### TEXTE À LIRE
Bruxelles aimerait un geste concret de confiance de la BCE

Bruxelles pousse pour que la Banque centrale européenne (BCE) fasse une proposition concrète de soutien à la zone euro, par exemple en ignorant les évaluations des agences de notation pour venir en aide si besoin à tous les pays de la zone, a indiqué vendredi une source diplomatique.

(afp) - Le président de la Banque centrale européenne, Jean-Claude Trichet, est arrivé en début de soirée à Bruxelles où se tient un sommet des dirigeants européens de la zone euro centrée autour de la crise grecque.

Les chefs d'Etat et de gouvernement doivent notamment se mettre d'accord sur de grands messages à inscrire dans un projet de déclaration finale.

Mais la Commission européenne critiquait en début de soirée un texte trop général sans "actions concrètes", a précisé une source diplomatique.

Lundi, la BCE avait annoncé qu'elle allait accepter les titres de dette grecque en garantie de ses prêts, quelle que soit leur notation financière, une mesure inédite pour soulager la Grèce et les banques de la zone euro.

Cette suspension permet aux banques possédant des obligations grecques de continuer à obtenir du crédit auprès de la BCE, malgré la dégradation de leur notation financière.
######
### DONNÉES
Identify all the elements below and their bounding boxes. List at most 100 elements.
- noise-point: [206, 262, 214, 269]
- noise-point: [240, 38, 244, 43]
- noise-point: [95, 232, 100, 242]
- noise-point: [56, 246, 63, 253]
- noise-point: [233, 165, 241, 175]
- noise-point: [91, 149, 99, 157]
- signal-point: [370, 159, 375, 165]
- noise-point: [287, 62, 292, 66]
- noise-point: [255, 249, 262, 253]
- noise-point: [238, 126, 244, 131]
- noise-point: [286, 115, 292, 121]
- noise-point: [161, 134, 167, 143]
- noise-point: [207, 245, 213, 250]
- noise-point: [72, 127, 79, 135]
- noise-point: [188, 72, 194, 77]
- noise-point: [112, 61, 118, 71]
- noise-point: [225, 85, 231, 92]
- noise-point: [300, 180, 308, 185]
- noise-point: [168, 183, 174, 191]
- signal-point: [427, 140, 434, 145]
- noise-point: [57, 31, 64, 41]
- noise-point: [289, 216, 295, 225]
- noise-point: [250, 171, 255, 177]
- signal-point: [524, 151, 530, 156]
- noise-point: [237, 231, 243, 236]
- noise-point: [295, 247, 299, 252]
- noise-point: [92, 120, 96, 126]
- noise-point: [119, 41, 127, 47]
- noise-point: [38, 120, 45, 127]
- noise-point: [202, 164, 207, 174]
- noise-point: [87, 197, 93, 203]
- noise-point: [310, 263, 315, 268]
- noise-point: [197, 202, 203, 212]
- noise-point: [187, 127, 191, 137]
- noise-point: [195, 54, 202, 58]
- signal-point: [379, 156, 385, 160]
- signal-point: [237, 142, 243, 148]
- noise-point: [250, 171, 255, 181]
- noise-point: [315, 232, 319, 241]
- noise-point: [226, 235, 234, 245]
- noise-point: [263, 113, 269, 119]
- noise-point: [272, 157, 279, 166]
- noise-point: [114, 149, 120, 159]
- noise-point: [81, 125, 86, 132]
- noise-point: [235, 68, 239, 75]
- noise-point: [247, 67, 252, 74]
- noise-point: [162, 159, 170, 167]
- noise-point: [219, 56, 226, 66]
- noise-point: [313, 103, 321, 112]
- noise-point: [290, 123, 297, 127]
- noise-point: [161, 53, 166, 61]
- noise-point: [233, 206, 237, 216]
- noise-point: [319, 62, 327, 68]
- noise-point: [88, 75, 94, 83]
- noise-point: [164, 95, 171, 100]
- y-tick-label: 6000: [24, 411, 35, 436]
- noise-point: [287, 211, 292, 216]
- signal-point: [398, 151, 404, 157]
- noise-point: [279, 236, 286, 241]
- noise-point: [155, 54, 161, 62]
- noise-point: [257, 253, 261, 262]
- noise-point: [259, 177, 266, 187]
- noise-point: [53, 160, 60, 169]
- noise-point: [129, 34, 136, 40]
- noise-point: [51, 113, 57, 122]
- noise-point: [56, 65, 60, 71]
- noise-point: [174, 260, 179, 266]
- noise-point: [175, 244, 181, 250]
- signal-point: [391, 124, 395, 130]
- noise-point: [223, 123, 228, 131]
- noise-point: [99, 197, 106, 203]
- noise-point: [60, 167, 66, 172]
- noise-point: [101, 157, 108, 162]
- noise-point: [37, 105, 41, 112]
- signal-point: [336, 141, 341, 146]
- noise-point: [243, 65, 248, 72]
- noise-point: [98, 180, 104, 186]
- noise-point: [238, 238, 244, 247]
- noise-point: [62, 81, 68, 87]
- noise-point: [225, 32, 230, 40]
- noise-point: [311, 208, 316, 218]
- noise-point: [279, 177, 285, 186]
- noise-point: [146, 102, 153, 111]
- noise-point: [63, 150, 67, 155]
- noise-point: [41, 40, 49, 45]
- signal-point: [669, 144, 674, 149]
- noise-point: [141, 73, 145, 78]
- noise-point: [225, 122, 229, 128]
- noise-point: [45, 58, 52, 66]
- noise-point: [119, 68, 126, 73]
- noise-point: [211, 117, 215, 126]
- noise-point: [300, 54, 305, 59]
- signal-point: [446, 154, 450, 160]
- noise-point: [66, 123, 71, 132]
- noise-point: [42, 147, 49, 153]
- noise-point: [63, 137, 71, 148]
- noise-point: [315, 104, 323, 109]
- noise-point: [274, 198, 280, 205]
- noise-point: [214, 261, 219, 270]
######
## CONSIGNE
Quelle suite donneriez-vous à l'article sur la BCE et le sommet de la zone euro ? Rédigez-la en partant de sa dernière phrase.

## CORRIGÉ
Dès lors, la possibilité d'étendre cette mesure inédite à l'ensemble des pays de la zone euro "constituerait un signal fort aux marchés" de l'avis du président de la Commission européenne José Manuel Barroso, selon une source diplomatique, qui note que la BCE a également d'autres possibilités dans son escarcelle.

Reste que Jean-Claude Trichet pourrait avoir peu de marge de manoeuvre dès vendredi soir à Bruxelles, car il doit avoir l'aval du Conseil des gouverneurs de la BCE, note dans le même temps cette même source.

Après la Grèce, l'Espagne, le Portugal et l'Italie se retrouvent dans le collimateur des marchés.

Cette semaine les investisseurs avaient aussi espéré un geste de la BCE, qui n'est pas venu, tel que la réactivation de mesures exceptionnelles prises lors de la crise financière de 2008 et 2009.

Parmi ces mesures figurent notamment la prise en pension par la BCE d'obligations à 6 mois ou un an émises par les pays de la zone euro, en échange de liquidités.